▶ [EXERCÍCIOS PROPOSTOS]:
**A)** No texto sobre a cloroquina, quantos médicos aderiram à bandidagem?
**B)** Escreva a continuação do texto sobre a cloroquina, começando logo após a última frase.

▶ [TEXTO PARA ANÁLISE]:
-=-=-=-=-
Conhecedor minudente, por ofício, da bandidagem mundana, Boçalnaro tratou de dirigir-se a Arthur Weintraub qualificando-o pelo eufemismo "porra louca".
Na verdade, um bandido audacioso e crente na impunidade que a milícia planaltina o dispensaria como recompensa pela missão que lhe foi destinada: burlar a bula...da cloroquina.
Até aí, o enredo embrulha o estômago, mas estamos no submundo do crime onde, pelas reações agressivas, sabe-se quem são e deles nada se espera que não atos de vilania diversos.
O que causa perplexidade é saber que 10 MIL MÉDICOS aderiram à bandidagem, adotaram a farsa pseudo profissional como modus operandi macabro, cujo resultado foi a perda de várias vidas.
-=-=-=-=-
▶ [DADOS EXTRAÍDOS]:

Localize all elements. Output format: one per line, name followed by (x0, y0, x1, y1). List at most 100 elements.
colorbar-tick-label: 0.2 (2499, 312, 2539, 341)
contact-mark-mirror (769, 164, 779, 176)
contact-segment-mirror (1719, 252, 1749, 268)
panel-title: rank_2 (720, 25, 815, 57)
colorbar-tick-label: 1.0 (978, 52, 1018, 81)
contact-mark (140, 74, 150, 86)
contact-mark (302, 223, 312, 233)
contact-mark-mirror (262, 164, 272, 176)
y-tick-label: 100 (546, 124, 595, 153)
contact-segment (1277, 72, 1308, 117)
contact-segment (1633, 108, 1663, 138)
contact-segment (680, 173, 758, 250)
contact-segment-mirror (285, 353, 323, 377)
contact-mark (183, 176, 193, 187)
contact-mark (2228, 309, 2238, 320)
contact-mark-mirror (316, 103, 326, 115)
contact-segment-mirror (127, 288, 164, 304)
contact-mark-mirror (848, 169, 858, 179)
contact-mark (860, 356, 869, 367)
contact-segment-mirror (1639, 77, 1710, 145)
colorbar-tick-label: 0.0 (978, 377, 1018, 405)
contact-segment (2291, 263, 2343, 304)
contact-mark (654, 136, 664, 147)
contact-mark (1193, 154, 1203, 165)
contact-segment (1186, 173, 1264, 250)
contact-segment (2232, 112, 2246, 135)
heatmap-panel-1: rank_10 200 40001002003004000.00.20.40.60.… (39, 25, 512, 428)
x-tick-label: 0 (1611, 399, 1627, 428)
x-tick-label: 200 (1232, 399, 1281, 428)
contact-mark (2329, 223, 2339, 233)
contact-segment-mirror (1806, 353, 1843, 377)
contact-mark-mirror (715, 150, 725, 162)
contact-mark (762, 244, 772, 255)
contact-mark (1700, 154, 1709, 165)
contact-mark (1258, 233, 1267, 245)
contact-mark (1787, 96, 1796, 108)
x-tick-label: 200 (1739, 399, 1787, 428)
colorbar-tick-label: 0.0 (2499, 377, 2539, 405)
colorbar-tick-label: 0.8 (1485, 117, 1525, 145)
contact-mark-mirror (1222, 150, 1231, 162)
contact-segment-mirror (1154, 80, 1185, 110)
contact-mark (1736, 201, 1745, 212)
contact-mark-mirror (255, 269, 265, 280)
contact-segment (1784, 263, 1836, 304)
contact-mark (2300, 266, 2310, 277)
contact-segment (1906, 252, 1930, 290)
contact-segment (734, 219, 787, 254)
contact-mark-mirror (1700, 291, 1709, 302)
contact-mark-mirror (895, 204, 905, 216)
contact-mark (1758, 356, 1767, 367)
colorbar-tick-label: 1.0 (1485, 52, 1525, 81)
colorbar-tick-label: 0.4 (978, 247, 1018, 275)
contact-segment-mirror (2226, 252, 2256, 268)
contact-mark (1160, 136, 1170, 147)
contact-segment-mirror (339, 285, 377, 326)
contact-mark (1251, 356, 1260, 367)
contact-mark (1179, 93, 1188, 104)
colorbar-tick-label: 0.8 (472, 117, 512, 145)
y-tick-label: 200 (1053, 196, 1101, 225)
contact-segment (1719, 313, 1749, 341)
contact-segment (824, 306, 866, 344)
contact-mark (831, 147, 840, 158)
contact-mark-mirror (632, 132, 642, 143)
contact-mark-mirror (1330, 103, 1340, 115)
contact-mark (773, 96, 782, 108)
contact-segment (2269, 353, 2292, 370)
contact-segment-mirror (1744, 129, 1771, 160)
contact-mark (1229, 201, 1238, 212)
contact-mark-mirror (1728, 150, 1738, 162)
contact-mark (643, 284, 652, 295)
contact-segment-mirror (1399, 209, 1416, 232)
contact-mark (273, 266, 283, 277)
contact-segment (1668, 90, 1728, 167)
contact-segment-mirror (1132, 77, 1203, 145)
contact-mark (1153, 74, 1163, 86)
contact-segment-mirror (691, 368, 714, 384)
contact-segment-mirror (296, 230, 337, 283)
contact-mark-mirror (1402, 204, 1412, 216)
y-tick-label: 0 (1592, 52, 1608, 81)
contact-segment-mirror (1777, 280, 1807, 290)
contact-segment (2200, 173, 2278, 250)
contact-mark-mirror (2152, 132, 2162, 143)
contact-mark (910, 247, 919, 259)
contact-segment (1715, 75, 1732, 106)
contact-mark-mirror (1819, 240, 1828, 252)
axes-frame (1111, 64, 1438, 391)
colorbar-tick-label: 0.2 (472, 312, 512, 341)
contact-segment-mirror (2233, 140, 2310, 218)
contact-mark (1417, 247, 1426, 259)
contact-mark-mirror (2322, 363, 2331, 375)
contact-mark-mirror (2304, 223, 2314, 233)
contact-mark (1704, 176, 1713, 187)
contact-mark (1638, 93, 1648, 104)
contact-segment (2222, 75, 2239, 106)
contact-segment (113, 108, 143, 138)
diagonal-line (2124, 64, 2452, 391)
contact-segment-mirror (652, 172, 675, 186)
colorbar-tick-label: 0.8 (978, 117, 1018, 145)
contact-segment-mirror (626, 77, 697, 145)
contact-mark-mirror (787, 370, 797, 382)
-=-=-=-=-
▶ [RESPOSTAS]:
**A)** 10 mil médicos.

**B)**
E agora? As entidades corporativas da área da saúde divulgarão os nomes desses malfeitores travestidos de médicos, ou o corporativismo prevalecerá e todos serão protegidos por uma ética típica de bandidos?
É positivo que a CPI do Genocídio convoque a depor o celerado Weintraub, todavia, se se desse ao respeito e respeitasse o cargo que ocupa, Guilherme Aras, o PGR, deveria abrir procedimento criminal contra essa quadrilha, ainda que isto custasse o fim do seu sonho de ser ministro do STF. Dignidade é tudo.